(Data for processing)
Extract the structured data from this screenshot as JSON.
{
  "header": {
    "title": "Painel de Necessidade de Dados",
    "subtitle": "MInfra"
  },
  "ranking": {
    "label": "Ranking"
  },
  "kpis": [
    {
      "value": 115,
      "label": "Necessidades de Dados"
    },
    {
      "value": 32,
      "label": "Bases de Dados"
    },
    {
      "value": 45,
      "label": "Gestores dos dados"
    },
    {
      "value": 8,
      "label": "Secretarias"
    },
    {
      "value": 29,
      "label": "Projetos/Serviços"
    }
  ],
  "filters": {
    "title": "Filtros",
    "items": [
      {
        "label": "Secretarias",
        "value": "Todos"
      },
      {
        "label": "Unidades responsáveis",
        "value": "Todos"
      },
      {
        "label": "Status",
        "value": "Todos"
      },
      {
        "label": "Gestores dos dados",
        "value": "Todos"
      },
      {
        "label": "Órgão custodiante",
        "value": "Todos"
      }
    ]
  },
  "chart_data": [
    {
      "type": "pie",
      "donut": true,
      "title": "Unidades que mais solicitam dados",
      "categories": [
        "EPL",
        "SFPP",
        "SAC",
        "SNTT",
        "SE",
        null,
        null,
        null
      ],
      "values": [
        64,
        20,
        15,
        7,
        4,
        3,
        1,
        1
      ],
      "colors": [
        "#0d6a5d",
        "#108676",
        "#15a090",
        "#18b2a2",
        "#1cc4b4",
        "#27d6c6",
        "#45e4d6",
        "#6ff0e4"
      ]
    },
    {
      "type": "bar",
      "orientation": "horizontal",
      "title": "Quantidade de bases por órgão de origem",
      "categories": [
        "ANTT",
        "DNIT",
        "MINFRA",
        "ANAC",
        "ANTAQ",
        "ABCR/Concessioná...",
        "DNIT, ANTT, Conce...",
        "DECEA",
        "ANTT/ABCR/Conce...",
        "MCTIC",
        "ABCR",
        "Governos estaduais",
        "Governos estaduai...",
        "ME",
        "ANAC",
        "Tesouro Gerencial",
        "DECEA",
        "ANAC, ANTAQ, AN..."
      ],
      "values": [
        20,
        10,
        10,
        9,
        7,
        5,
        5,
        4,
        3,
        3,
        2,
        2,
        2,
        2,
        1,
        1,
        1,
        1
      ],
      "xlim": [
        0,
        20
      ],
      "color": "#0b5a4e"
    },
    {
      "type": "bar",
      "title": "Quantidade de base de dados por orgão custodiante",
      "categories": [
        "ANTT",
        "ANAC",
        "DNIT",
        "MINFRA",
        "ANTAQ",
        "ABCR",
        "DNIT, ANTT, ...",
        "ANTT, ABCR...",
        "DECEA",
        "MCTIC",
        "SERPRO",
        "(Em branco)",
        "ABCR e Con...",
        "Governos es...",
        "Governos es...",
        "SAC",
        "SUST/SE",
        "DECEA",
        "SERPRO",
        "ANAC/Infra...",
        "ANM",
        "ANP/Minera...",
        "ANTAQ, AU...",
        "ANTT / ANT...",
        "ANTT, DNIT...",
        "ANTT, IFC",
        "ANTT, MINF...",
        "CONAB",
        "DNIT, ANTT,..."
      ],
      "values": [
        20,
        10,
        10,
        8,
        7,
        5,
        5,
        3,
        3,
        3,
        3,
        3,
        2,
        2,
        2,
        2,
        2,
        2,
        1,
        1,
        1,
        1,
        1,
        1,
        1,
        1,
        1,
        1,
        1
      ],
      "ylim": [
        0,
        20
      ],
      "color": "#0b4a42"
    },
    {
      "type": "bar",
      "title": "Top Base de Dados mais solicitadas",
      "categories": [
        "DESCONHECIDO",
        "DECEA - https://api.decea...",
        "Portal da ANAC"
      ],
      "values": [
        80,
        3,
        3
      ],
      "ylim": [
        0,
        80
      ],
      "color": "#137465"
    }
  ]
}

(Written problem) Reproduce every line above without error.

(Solution to this task)
Extract the structured data from this screenshot as JSON.
{
  "header": {
    "title": "Painel de Necessidade de Dados",
    "subtitle": "MInfra"
  },
  "ranking": {
    "label": "Ranking"
  },
  "kpis": [
    {
      "value": 115,
      "label": "Necessidades de Dados"
    },
    {
      "value": 32,
      "label": "Bases de Dados"
    },
    {
      "value": 45,
      "label": "Gestores dos dados"
    },
    {
      "value": 8,
      "label": "Secretarias"
    },
    {
      "value": 29,
      "label": "Projetos/Serviços"
    }
  ],
  "filters": {
    "title": "Filtros",
    "items": [
      {
        "label": "Secretarias",
        "value": "Todos"
      },
      {
        "label": "Unidades responsáveis",
        "value": "Todos"
      },
      {
        "label": "Status",
        "value": "Todos"
      },
      {
        "label": "Gestores dos dados",
        "value": "Todos"
      },
      {
        "label": "Órgão custodiante",
        "value": "Todos"
      }
    ]
  },
  "chart_data": [
    {
      "type": "pie",
      "donut": true,
      "title": "Unidades que mais solicitam dados",
      "categories": [
        "EPL",
        "SFPP",
        "SAC",
        "SNTT",
        "SE",
        null,
        null,
        null
      ],
      "values": [
        64,
        20,
        15,
        7,
        4,
        3,
        1,
        1
      ],
      "colors": [
        "#0d6a5d",
        "#108676",
        "#15a090",
        "#18b2a2",
        "#1cc4b4",
        "#27d6c6",
        "#45e4d6",
        "#6ff0e4"
      ]
    },
    {
      "type": "bar",
      "orientation": "horizontal",
      "title": "Quantidade de bases por órgão de origem",
      "categories": [
        "ANTT",
        "DNIT",
        "MINFRA",
        "ANAC",
        "ANTAQ",
        "ABCR/Concessioná...",
        "DNIT, ANTT, Conce...",
        "DECEA",
        "ANTT/ABCR/Conce...",
        "MCTIC",
        "ABCR",
        "Governos estaduais",
        "Governos estaduai...",
        "ME",
        "ANAC",
        "Tesouro Gerencial",
        "DECEA",
        "ANAC, ANTAQ, AN..."
      ],
      "values": [
        20,
        10,
        10,
        9,
        7,
        5,
        5,
        4,
        3,
        3,
        2,
        2,
        2,
        2,
        1,
        1,
        1,
        1
      ],
      "xlim": [
        0,
        20
      ],
      "color": "#0b5a4e"
    },
    {
      "type": "bar",
      "title": "Quantidade de base de dados por orgão custodiante",
      "categories": [
        "ANTT",
        "ANAC",
        "DNIT",
        "MINFRA",
        "ANTAQ",
        "ABCR",
        "DNIT, ANTT, ...",
        "ANTT, ABCR...",
        "DECEA",
        "MCTIC",
        "SERPRO",
        "(Em branco)",
        "ABCR e Con...",
        "Governos es...",
        "Governos es...",
        "SAC",
        "SUST/SE",
        "DECEA",
        "SERPRO",
        "ANAC/Infra...",
        "ANM",
        "ANP/Minera...",
        "ANTAQ, AU...",
        "ANTT / ANT...",
        "ANTT, DNIT...",
        "ANTT, IFC",
        "ANTT, MINF...",
        "CONAB",
        "DNIT, ANTT,..."
      ],
      "values": [
        20,
        10,
        10,
        8,
        7,
        5,
        5,
        3,
        3,
        3,
        3,
        3,
        2,
        2,
        2,
        2,
        2,
        2,
        1,
        1,
        1,
        1,
        1,
        1,
        1,
        1,
        1,
        1,
        1
      ],
      "ylim": [
        0,
        20
      ],
      "color": "#0b4a42"
    },
    {
      "type": "bar",
      "title": "Top Base de Dados mais solicitadas",
      "categories": [
        "DESCONHECIDO",
        "DECEA - https://api.decea...",
        "Portal da ANAC"
      ],
      "values": [
        80,
        3,
        3
      ],
      "ylim": [
        0,
        80
      ],
      "color": "#137465"
    }
  ]
}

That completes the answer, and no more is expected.